What is needed> Extract every record, keeping each one exactly as it is.

(Data records)
----------
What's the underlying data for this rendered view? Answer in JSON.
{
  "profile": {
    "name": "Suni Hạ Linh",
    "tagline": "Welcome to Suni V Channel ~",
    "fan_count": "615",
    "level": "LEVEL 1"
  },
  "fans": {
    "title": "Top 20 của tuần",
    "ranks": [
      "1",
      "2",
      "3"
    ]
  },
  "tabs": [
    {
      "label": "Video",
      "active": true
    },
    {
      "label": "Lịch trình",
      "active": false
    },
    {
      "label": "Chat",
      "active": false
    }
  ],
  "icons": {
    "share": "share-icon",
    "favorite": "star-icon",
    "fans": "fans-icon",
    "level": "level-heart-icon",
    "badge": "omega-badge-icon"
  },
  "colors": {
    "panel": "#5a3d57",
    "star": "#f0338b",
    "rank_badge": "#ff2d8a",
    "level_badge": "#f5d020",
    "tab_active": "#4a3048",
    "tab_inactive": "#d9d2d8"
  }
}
----------
Solution to this exercise>
What's the underlying data for this rendered view? Answer in JSON.
{
  "profile": {
    "name": "Suni Hạ Linh",
    "tagline": "Welcome to Suni V Channel ~",
    "fan_count": "615",
    "level": "LEVEL 1"
  },
  "fans": {
    "title": "Top 20 của tuần",
    "ranks": [
      "1",
      "2",
      "3"
    ]
  },
  "tabs": [
    {
      "label": "Video",
      "active": true
    },
    {
      "label": "Lịch trình",
      "active": false
    },
    {
      "label": "Chat",
      "active": false
    }
  ],
  "icons": {
    "share": "share-icon",
    "favorite": "star-icon",
    "fans": "fans-icon",
    "level": "level-heart-icon",
    "badge": "omega-badge-icon"
  },
  "colors": {
    "panel": "#5a3d57",
    "star": "#f0338b",
    "rank_badge": "#ff2d8a",
    "level_badge": "#f5d020",
    "tab_active": "#4a3048",
    "tab_inactive": "#d9d2d8"
  }
}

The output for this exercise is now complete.